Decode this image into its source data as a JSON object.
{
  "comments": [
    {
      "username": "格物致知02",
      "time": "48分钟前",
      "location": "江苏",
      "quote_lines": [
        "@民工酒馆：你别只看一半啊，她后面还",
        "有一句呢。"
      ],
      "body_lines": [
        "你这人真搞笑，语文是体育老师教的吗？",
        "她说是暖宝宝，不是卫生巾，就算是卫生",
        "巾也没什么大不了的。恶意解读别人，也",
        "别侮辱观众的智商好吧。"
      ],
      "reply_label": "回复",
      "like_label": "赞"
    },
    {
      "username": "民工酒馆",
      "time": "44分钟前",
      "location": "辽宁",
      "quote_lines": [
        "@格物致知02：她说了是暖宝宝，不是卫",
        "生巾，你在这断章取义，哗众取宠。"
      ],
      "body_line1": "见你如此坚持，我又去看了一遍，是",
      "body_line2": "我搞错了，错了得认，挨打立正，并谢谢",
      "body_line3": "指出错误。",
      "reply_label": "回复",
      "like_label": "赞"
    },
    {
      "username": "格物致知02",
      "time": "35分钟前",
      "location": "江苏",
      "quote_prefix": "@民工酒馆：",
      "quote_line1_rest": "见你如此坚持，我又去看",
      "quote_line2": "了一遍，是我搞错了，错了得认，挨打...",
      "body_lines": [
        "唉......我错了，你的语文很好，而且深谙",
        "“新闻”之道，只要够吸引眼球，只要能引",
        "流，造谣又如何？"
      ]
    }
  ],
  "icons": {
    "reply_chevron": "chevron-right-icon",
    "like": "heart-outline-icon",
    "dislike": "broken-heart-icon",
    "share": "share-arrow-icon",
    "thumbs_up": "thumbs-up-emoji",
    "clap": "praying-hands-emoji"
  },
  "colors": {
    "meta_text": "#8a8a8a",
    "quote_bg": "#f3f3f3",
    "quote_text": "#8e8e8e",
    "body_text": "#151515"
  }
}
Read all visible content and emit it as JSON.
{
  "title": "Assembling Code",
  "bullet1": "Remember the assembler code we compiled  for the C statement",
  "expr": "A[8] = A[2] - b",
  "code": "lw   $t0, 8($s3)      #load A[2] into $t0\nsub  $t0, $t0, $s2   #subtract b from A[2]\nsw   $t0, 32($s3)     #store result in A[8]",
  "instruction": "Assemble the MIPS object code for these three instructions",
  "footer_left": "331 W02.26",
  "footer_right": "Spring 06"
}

──────────────────────────────

WORK TO DO =
Read through the lines above and collect those that contain the string "heart".

FINAL ANSWER =
    "like": "heart-outline-icon",
    "dislike": "broken-heart-icon",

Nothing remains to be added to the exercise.